WHAT YOU ARE ASKED TO DO: Wherever "JSON" appears in a line, copy that line.

[Collected data entries]
□ □ □

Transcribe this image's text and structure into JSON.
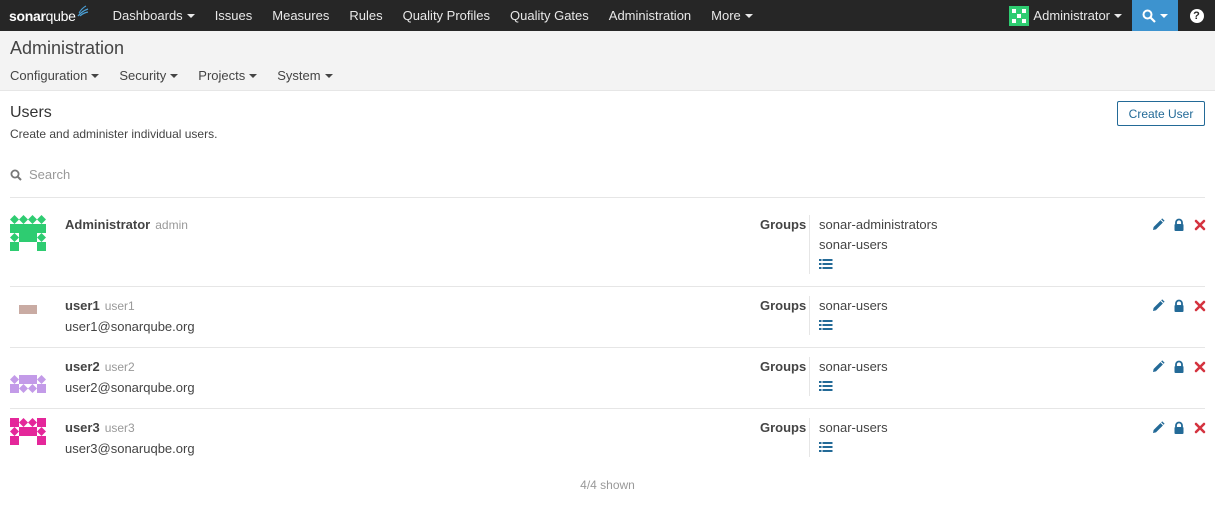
{
  "navbar": {
    "logo": {
      "sonar": "sonar",
      "qube": "qube"
    },
    "items": [
      {
        "label": "Dashboards",
        "dropdown": true
      },
      {
        "label": "Issues",
        "dropdown": false
      },
      {
        "label": "Measures",
        "dropdown": false
      },
      {
        "label": "Rules",
        "dropdown": false
      },
      {
        "label": "Quality Profiles",
        "dropdown": false
      },
      {
        "label": "Quality Gates",
        "dropdown": false
      },
      {
        "label": "Administration",
        "dropdown": false
      },
      {
        "label": "More",
        "dropdown": true
      }
    ],
    "user_label": "Administrator",
    "accent_color": "#3d93cf"
  },
  "page": {
    "title": "Administration",
    "subnav": [
      "Configuration",
      "Security",
      "Projects",
      "System"
    ]
  },
  "users_section": {
    "title": "Users",
    "description": "Create and administer individual users.",
    "create_button": "Create User",
    "search_placeholder": "Search",
    "groups_label": "Groups",
    "count_text": "4/4 shown"
  },
  "users": [
    {
      "name": "Administrator",
      "login": "admin",
      "email": "",
      "groups": [
        "sonar-administrators",
        "sonar-users"
      ],
      "avatar_color": "#2ecc71"
    },
    {
      "name": "user1",
      "login": "user1",
      "email": "user1@sonarqube.org",
      "groups": [
        "sonar-users"
      ],
      "avatar_color": "#c9aba3"
    },
    {
      "name": "user2",
      "login": "user2",
      "email": "user2@sonarqube.org",
      "groups": [
        "sonar-users"
      ],
      "avatar_color": "#c39be8"
    },
    {
      "name": "user3",
      "login": "user3",
      "email": "user3@sonaruqbe.org",
      "groups": [
        "sonar-users"
      ],
      "avatar_color": "#e4279a"
    }
  ],
  "icons": {
    "edit": "pencil-icon",
    "password": "lock-icon",
    "deactivate": "close-icon",
    "groups_list": "list-icon",
    "search": "search-icon",
    "help": "help-icon"
  },
  "colors": {
    "edit": "#236a97",
    "lock": "#236a97",
    "delete": "#d4333f"
  }
}
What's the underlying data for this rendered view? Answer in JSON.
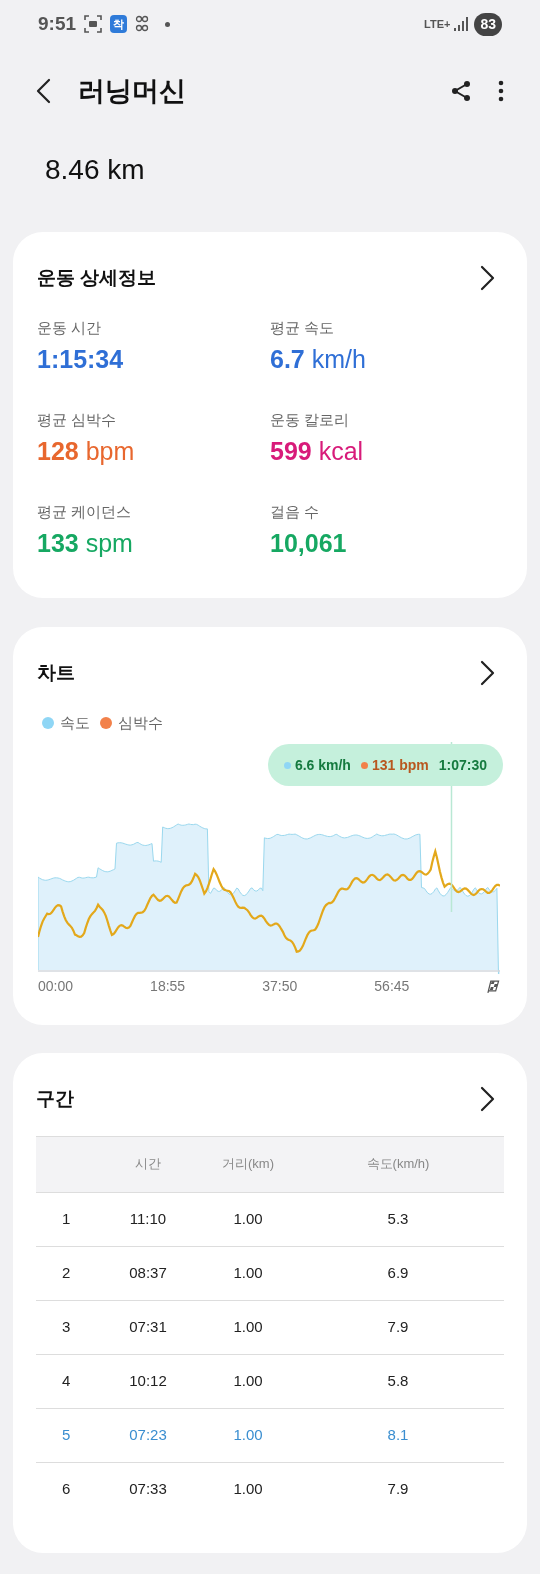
{
  "status_bar": {
    "time": "9:51",
    "app_badge": "착",
    "network": "LTE+",
    "battery": "83"
  },
  "header": {
    "title": "러닝머신"
  },
  "distance": "8.46 km",
  "details": {
    "title": "운동 상세정보",
    "stats": [
      {
        "label": "운동 시간",
        "value": "1:15:34",
        "color": "#2f6fd6"
      },
      {
        "label": "평균 속도",
        "value": "6.7",
        "unit": "km/h",
        "color": "#2f6fd6"
      },
      {
        "label": "평균 심박수",
        "value": "128",
        "unit": "bpm",
        "color": "#e8672e"
      },
      {
        "label": "운동 칼로리",
        "value": "599",
        "unit": "kcal",
        "color": "#d81b7a"
      },
      {
        "label": "평균 케이던스",
        "value": "133",
        "unit": "spm",
        "color": "#16a862"
      },
      {
        "label": "걸음 수",
        "value": "10,061",
        "color": "#16a862"
      }
    ]
  },
  "chart": {
    "title": "차트",
    "legend": [
      {
        "label": "속도",
        "color": "#8fd6f5"
      },
      {
        "label": "심박수",
        "color": "#f2814a"
      }
    ],
    "tooltip": {
      "speed": "6.6 km/h",
      "heart_rate": "131 bpm",
      "time": "1:07:30"
    },
    "x_labels": [
      "00:00",
      "18:55",
      "37:50",
      "56:45"
    ]
  },
  "laps": {
    "title": "구간",
    "columns": [
      "시간",
      "거리(km)",
      "속도(km/h)"
    ],
    "rows": [
      {
        "index": "1",
        "time": "11:10",
        "distance": "1.00",
        "speed": "5.3",
        "selected": false
      },
      {
        "index": "2",
        "time": "08:37",
        "distance": "1.00",
        "speed": "6.9",
        "selected": false
      },
      {
        "index": "3",
        "time": "07:31",
        "distance": "1.00",
        "speed": "7.9",
        "selected": false
      },
      {
        "index": "4",
        "time": "10:12",
        "distance": "1.00",
        "speed": "5.8",
        "selected": false
      },
      {
        "index": "5",
        "time": "07:23",
        "distance": "1.00",
        "speed": "8.1",
        "selected": true
      },
      {
        "index": "6",
        "time": "07:33",
        "distance": "1.00",
        "speed": "7.9",
        "selected": false
      }
    ]
  }
}
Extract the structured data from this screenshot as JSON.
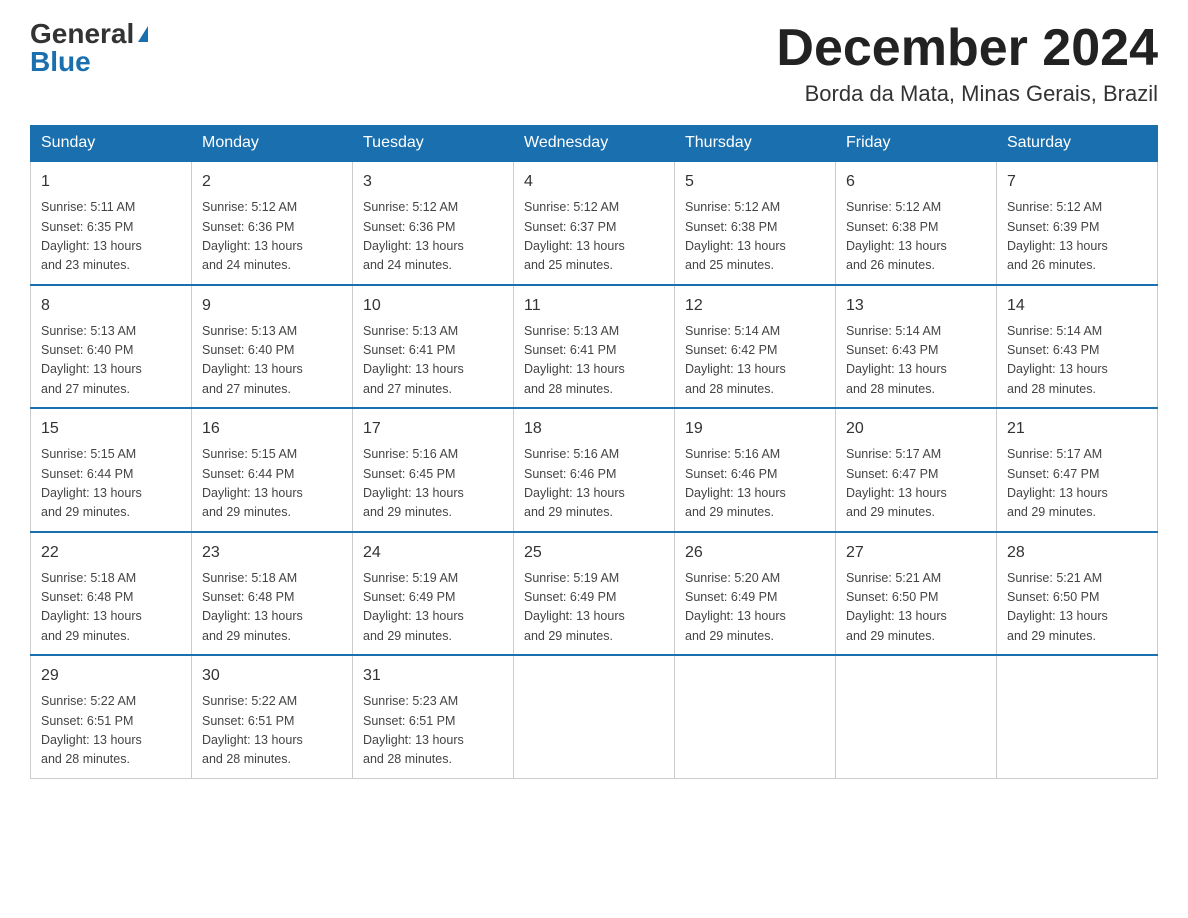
{
  "header": {
    "logo_general": "General",
    "logo_blue": "Blue",
    "month_title": "December 2024",
    "location": "Borda da Mata, Minas Gerais, Brazil"
  },
  "weekdays": [
    "Sunday",
    "Monday",
    "Tuesday",
    "Wednesday",
    "Thursday",
    "Friday",
    "Saturday"
  ],
  "weeks": [
    [
      {
        "day": "1",
        "sunrise": "5:11 AM",
        "sunset": "6:35 PM",
        "daylight": "13 hours and 23 minutes."
      },
      {
        "day": "2",
        "sunrise": "5:12 AM",
        "sunset": "6:36 PM",
        "daylight": "13 hours and 24 minutes."
      },
      {
        "day": "3",
        "sunrise": "5:12 AM",
        "sunset": "6:36 PM",
        "daylight": "13 hours and 24 minutes."
      },
      {
        "day": "4",
        "sunrise": "5:12 AM",
        "sunset": "6:37 PM",
        "daylight": "13 hours and 25 minutes."
      },
      {
        "day": "5",
        "sunrise": "5:12 AM",
        "sunset": "6:38 PM",
        "daylight": "13 hours and 25 minutes."
      },
      {
        "day": "6",
        "sunrise": "5:12 AM",
        "sunset": "6:38 PM",
        "daylight": "13 hours and 26 minutes."
      },
      {
        "day": "7",
        "sunrise": "5:12 AM",
        "sunset": "6:39 PM",
        "daylight": "13 hours and 26 minutes."
      }
    ],
    [
      {
        "day": "8",
        "sunrise": "5:13 AM",
        "sunset": "6:40 PM",
        "daylight": "13 hours and 27 minutes."
      },
      {
        "day": "9",
        "sunrise": "5:13 AM",
        "sunset": "6:40 PM",
        "daylight": "13 hours and 27 minutes."
      },
      {
        "day": "10",
        "sunrise": "5:13 AM",
        "sunset": "6:41 PM",
        "daylight": "13 hours and 27 minutes."
      },
      {
        "day": "11",
        "sunrise": "5:13 AM",
        "sunset": "6:41 PM",
        "daylight": "13 hours and 28 minutes."
      },
      {
        "day": "12",
        "sunrise": "5:14 AM",
        "sunset": "6:42 PM",
        "daylight": "13 hours and 28 minutes."
      },
      {
        "day": "13",
        "sunrise": "5:14 AM",
        "sunset": "6:43 PM",
        "daylight": "13 hours and 28 minutes."
      },
      {
        "day": "14",
        "sunrise": "5:14 AM",
        "sunset": "6:43 PM",
        "daylight": "13 hours and 28 minutes."
      }
    ],
    [
      {
        "day": "15",
        "sunrise": "5:15 AM",
        "sunset": "6:44 PM",
        "daylight": "13 hours and 29 minutes."
      },
      {
        "day": "16",
        "sunrise": "5:15 AM",
        "sunset": "6:44 PM",
        "daylight": "13 hours and 29 minutes."
      },
      {
        "day": "17",
        "sunrise": "5:16 AM",
        "sunset": "6:45 PM",
        "daylight": "13 hours and 29 minutes."
      },
      {
        "day": "18",
        "sunrise": "5:16 AM",
        "sunset": "6:46 PM",
        "daylight": "13 hours and 29 minutes."
      },
      {
        "day": "19",
        "sunrise": "5:16 AM",
        "sunset": "6:46 PM",
        "daylight": "13 hours and 29 minutes."
      },
      {
        "day": "20",
        "sunrise": "5:17 AM",
        "sunset": "6:47 PM",
        "daylight": "13 hours and 29 minutes."
      },
      {
        "day": "21",
        "sunrise": "5:17 AM",
        "sunset": "6:47 PM",
        "daylight": "13 hours and 29 minutes."
      }
    ],
    [
      {
        "day": "22",
        "sunrise": "5:18 AM",
        "sunset": "6:48 PM",
        "daylight": "13 hours and 29 minutes."
      },
      {
        "day": "23",
        "sunrise": "5:18 AM",
        "sunset": "6:48 PM",
        "daylight": "13 hours and 29 minutes."
      },
      {
        "day": "24",
        "sunrise": "5:19 AM",
        "sunset": "6:49 PM",
        "daylight": "13 hours and 29 minutes."
      },
      {
        "day": "25",
        "sunrise": "5:19 AM",
        "sunset": "6:49 PM",
        "daylight": "13 hours and 29 minutes."
      },
      {
        "day": "26",
        "sunrise": "5:20 AM",
        "sunset": "6:49 PM",
        "daylight": "13 hours and 29 minutes."
      },
      {
        "day": "27",
        "sunrise": "5:21 AM",
        "sunset": "6:50 PM",
        "daylight": "13 hours and 29 minutes."
      },
      {
        "day": "28",
        "sunrise": "5:21 AM",
        "sunset": "6:50 PM",
        "daylight": "13 hours and 29 minutes."
      }
    ],
    [
      {
        "day": "29",
        "sunrise": "5:22 AM",
        "sunset": "6:51 PM",
        "daylight": "13 hours and 28 minutes."
      },
      {
        "day": "30",
        "sunrise": "5:22 AM",
        "sunset": "6:51 PM",
        "daylight": "13 hours and 28 minutes."
      },
      {
        "day": "31",
        "sunrise": "5:23 AM",
        "sunset": "6:51 PM",
        "daylight": "13 hours and 28 minutes."
      },
      null,
      null,
      null,
      null
    ]
  ]
}
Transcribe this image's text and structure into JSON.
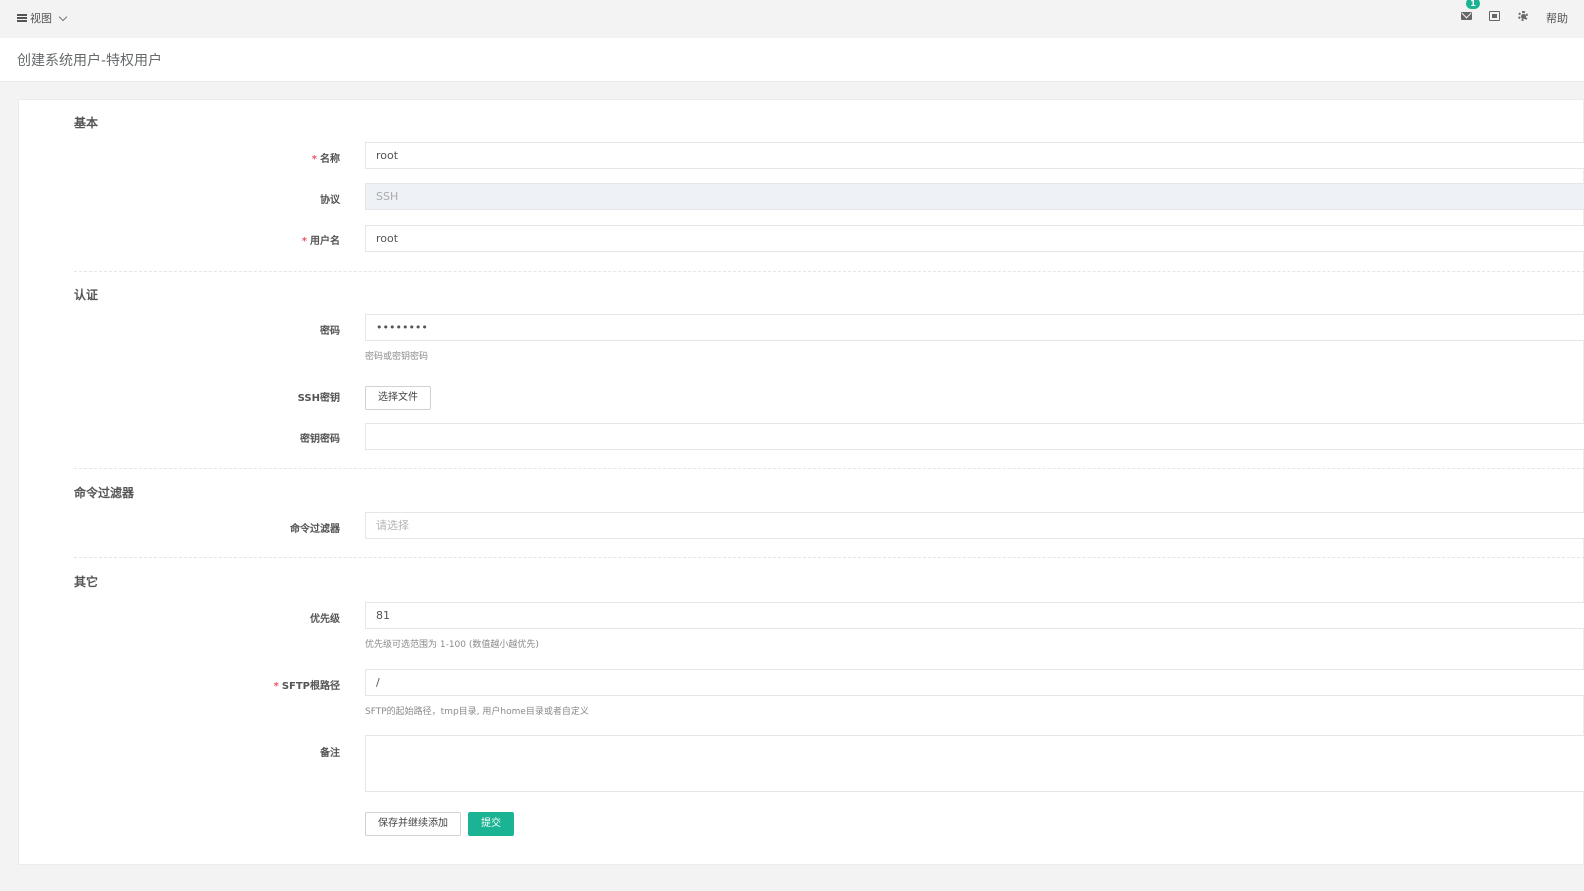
{
  "topbar": {
    "view_label": "视图",
    "notification_count": "1",
    "help_label": "帮助"
  },
  "page": {
    "title": "创建系统用户-特权用户"
  },
  "sections": {
    "basic": "基本",
    "auth": "认证",
    "command_filter": "命令过滤器",
    "other": "其它"
  },
  "fields": {
    "name": {
      "label": "名称",
      "value": "root",
      "required": "*"
    },
    "protocol": {
      "label": "协议",
      "value": "SSH"
    },
    "username": {
      "label": "用户名",
      "value": "root",
      "required": "*"
    },
    "password": {
      "label": "密码",
      "value": "••••••••",
      "help": "密码或密钥密码"
    },
    "ssh_key": {
      "label": "SSH密钥",
      "button": "选择文件"
    },
    "key_password": {
      "label": "密钥密码",
      "value": ""
    },
    "cmd_filter": {
      "label": "命令过滤器",
      "placeholder": "请选择"
    },
    "priority": {
      "label": "优先级",
      "value": "81",
      "help": "优先级可选范围为 1-100 (数值越小越优先)"
    },
    "sftp_root": {
      "label": "SFTP根路径",
      "value": "/",
      "required": "*",
      "help": "SFTP的起始路径，tmp目录, 用户home目录或者自定义"
    },
    "comment": {
      "label": "备注",
      "value": ""
    }
  },
  "actions": {
    "save_continue": "保存并继续添加",
    "submit": "提交"
  },
  "colors": {
    "accent": "#1ab394",
    "required": "#ed5565"
  }
}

□ □ □

SOLUTION:
Transcribe this image's text and structure into JSON.
What's the underlying data for this rendered view? Answer in JSON.
Extract the structured data from this screenshot as JSON.
Transcribe this image's text and structure into JSON.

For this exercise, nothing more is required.